EXERCISE:
Copy out, from the entries below, each line holding the string "Deal".

GIVEN RECORDS:
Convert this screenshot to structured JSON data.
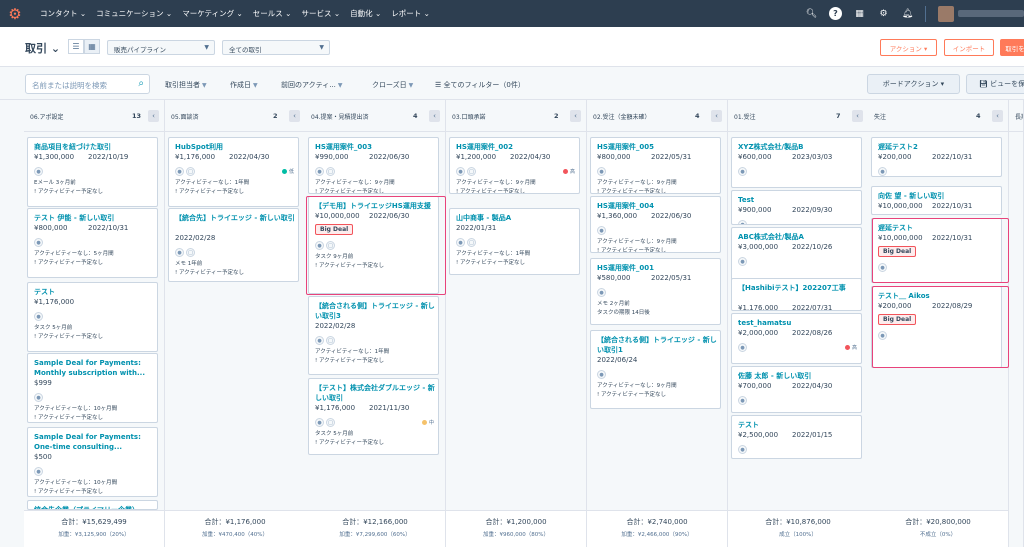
{
  "topnav": {
    "logo": "⚙",
    "items": [
      "コンタクト ⌄",
      "コミュニケーション ⌄",
      "マーケティング ⌄",
      "セールス ⌄",
      "サービス ⌄",
      "自動化 ⌄",
      "レポート ⌄"
    ]
  },
  "header": {
    "title": "取引 ⌄",
    "pipeline": "販売パイプライン",
    "owner": "全ての取引",
    "actions_btn": "アクション ▾",
    "import_btn": "インポート",
    "create_btn": "取引を"
  },
  "filters": {
    "search_placeholder": "名前または説明を検索",
    "items": [
      "取引担当者",
      "作成日",
      "前回のアクティ...",
      "クローズ日",
      "全てのフィルター（0件）"
    ],
    "board_actions": "ボードアクション ▾",
    "view_btn": "ビューを保"
  },
  "columns": [
    {
      "name": "06.アポ設定",
      "count": "13",
      "total": "合計：¥15,629,499",
      "weighted": "加重：¥3,125,900（20%）",
      "cards": [
        {
          "name": "商品項目を紐づけた取引",
          "amount": "¥1,300,000",
          "date": "2022/10/19",
          "acts": [
            "Eメール 3ヶ月前",
            "! アクティビティー予定なし"
          ]
        },
        {
          "name": "テスト 伊能 - 新しい取引",
          "amount": "¥800,000",
          "date": "2022/10/31",
          "acts": [
            "アクティビティーなし：5ヶ月間",
            "! アクティビティー予定なし"
          ]
        },
        {
          "name": "テスト",
          "amount": "¥1,176,000",
          "date": "",
          "acts": [
            "タスク 5ヶ月前",
            "! アクティビティー予定なし"
          ]
        },
        {
          "name": "Sample Deal for Payments: Monthly subscription with...",
          "amount": "$999",
          "date": "",
          "acts": [
            "アクティビティーなし：10ヶ月間",
            "! アクティビティー予定なし"
          ]
        },
        {
          "name": "Sample Deal for Payments: One-time consulting...",
          "amount": "$500",
          "date": "",
          "acts": [
            "アクティビティーなし：10ヶ月間",
            "! アクティビティー予定なし"
          ]
        },
        {
          "name": "統合先企業（プライマリー企業）",
          "amount": "",
          "date": "",
          "acts": []
        }
      ]
    },
    {
      "name": "05.面談済",
      "count": "2",
      "total": "合計：¥1,176,000",
      "weighted": "加重：¥470,400（40%）",
      "cards": [
        {
          "name": "HubSpot利用",
          "amount": "¥1,176,000",
          "date": "2022/04/30",
          "pri": "低",
          "acts": [
            "アクティビティーなし：1年間",
            "! アクティビティー予定なし"
          ]
        },
        {
          "name": "【統合先】トライエッジ - 新しい取引",
          "amount": "",
          "date": "2022/02/28",
          "acts": [
            "メモ 1年前",
            "! アクティビティー予定なし"
          ]
        }
      ]
    },
    {
      "name": "04.提案・見積提出済",
      "count": "4",
      "total": "合計：¥12,166,000",
      "weighted": "加重：¥7,299,600（60%）",
      "cards": [
        {
          "name": "HS運用案件_003",
          "amount": "¥990,000",
          "date": "2022/06/30",
          "acts": [
            "アクティビティーなし：9ヶ月間",
            "! アクティビティー予定なし"
          ]
        },
        {
          "name": "【デモ用】トライエッジHS運用支援",
          "amount": "¥10,000,000",
          "date": "2022/06/30",
          "tag": "Big Deal",
          "acts": [
            "タスク 9ヶ月前",
            "! アクティビティー予定なし"
          ]
        },
        {
          "name": "【統合される側】トライエッジ - 新しい取引3",
          "amount": "",
          "date": "2022/02/28",
          "acts": [
            "アクティビティーなし：1年間",
            "! アクティビティー予定なし"
          ]
        },
        {
          "name": "【テスト】株式会社ダブルエッジ - 新しい取引",
          "amount": "¥1,176,000",
          "date": "2021/11/30",
          "pri": "中",
          "acts": [
            "タスク 5ヶ月前",
            "! アクティビティー予定なし"
          ]
        }
      ]
    },
    {
      "name": "03.口頭承諾",
      "count": "2",
      "total": "合計：¥1,200,000",
      "weighted": "加重：¥960,000（80%）",
      "cards": [
        {
          "name": "HS運用案件_002",
          "amount": "¥1,200,000",
          "date": "2022/04/30",
          "pri": "高",
          "acts": [
            "アクティビティーなし：9ヶ月間",
            "! アクティビティー予定なし"
          ]
        },
        {
          "name": "山中商事 - 製品A",
          "amount": "",
          "date": "2022/01/31",
          "acts": [
            "アクティビティーなし：1年間",
            "! アクティビティー予定なし"
          ]
        }
      ]
    },
    {
      "name": "02.受注（金額未確）",
      "count": "4",
      "total": "合計：¥2,740,000",
      "weighted": "加重：¥2,466,000（90%）",
      "cards": [
        {
          "name": "HS運用案件_005",
          "amount": "¥800,000",
          "date": "2022/05/31",
          "acts": [
            "アクティビティーなし：9ヶ月間",
            "! アクティビティー予定なし"
          ]
        },
        {
          "name": "HS運用案件_004",
          "amount": "¥1,360,000",
          "date": "2022/06/30",
          "acts": [
            "アクティビティーなし：9ヶ月間",
            "! アクティビティー予定なし"
          ]
        },
        {
          "name": "HS運用案件_001",
          "amount": "¥580,000",
          "date": "2022/05/31",
          "acts": [
            "メモ 2ヶ月前",
            "タスクの期限 14日後"
          ]
        },
        {
          "name": "【統合される側】トライエッジ - 新しい取引1",
          "amount": "",
          "date": "2022/06/24",
          "acts": [
            "アクティビティーなし：9ヶ月間",
            "! アクティビティー予定なし"
          ]
        }
      ]
    },
    {
      "name": "01.受注",
      "count": "7",
      "total": "合計：¥10,876,000",
      "weighted": "成立（100%）",
      "cards": [
        {
          "name": "XYZ株式会社/製品B",
          "amount": "¥600,000",
          "date": "2023/03/03"
        },
        {
          "name": "Test",
          "amount": "¥900,000",
          "date": "2022/09/30"
        },
        {
          "name": "ABC株式会社/製品A",
          "amount": "¥3,000,000",
          "date": "2022/10/26"
        },
        {
          "name": "【Hashibiテスト】202207工事",
          "amount": "¥1,176,000",
          "date": "2022/07/31"
        },
        {
          "name": "test_hamatsu",
          "amount": "¥2,000,000",
          "date": "2022/08/26",
          "pri": "高"
        },
        {
          "name": "佐藤 太郎 - 新しい取引",
          "amount": "¥700,000",
          "date": "2022/04/30"
        },
        {
          "name": "テスト",
          "amount": "¥2,500,000",
          "date": "2022/01/15"
        }
      ]
    },
    {
      "name": "失注",
      "count": "4",
      "total": "合計：¥20,800,000",
      "weighted": "不成立（0%）",
      "cards": [
        {
          "name": "遅延テスト2",
          "amount": "¥200,000",
          "date": "2022/10/31"
        },
        {
          "name": "向佐 望 - 新しい取引",
          "amount": "¥10,000,000",
          "date": "2022/10/31"
        },
        {
          "name": "遅延テスト",
          "amount": "¥10,000,000",
          "date": "2022/10/31",
          "tag": "Big Deal"
        },
        {
          "name": "テスト＿ Aikos",
          "amount": "¥200,000",
          "date": "2022/08/29",
          "tag": "Big Deal"
        }
      ]
    },
    {
      "name": "長期",
      "count": "",
      "total": "",
      "weighted": "",
      "cards": []
    }
  ]
}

COMPLETE RESPONSE:
          "name": "Sample Deal for Payments: Monthly subscription with...",
          "name": "Sample Deal for Payments: One-time consulting...",
          "tag": "Big Deal",
          "tag": "Big Deal"
          "tag": "Big Deal"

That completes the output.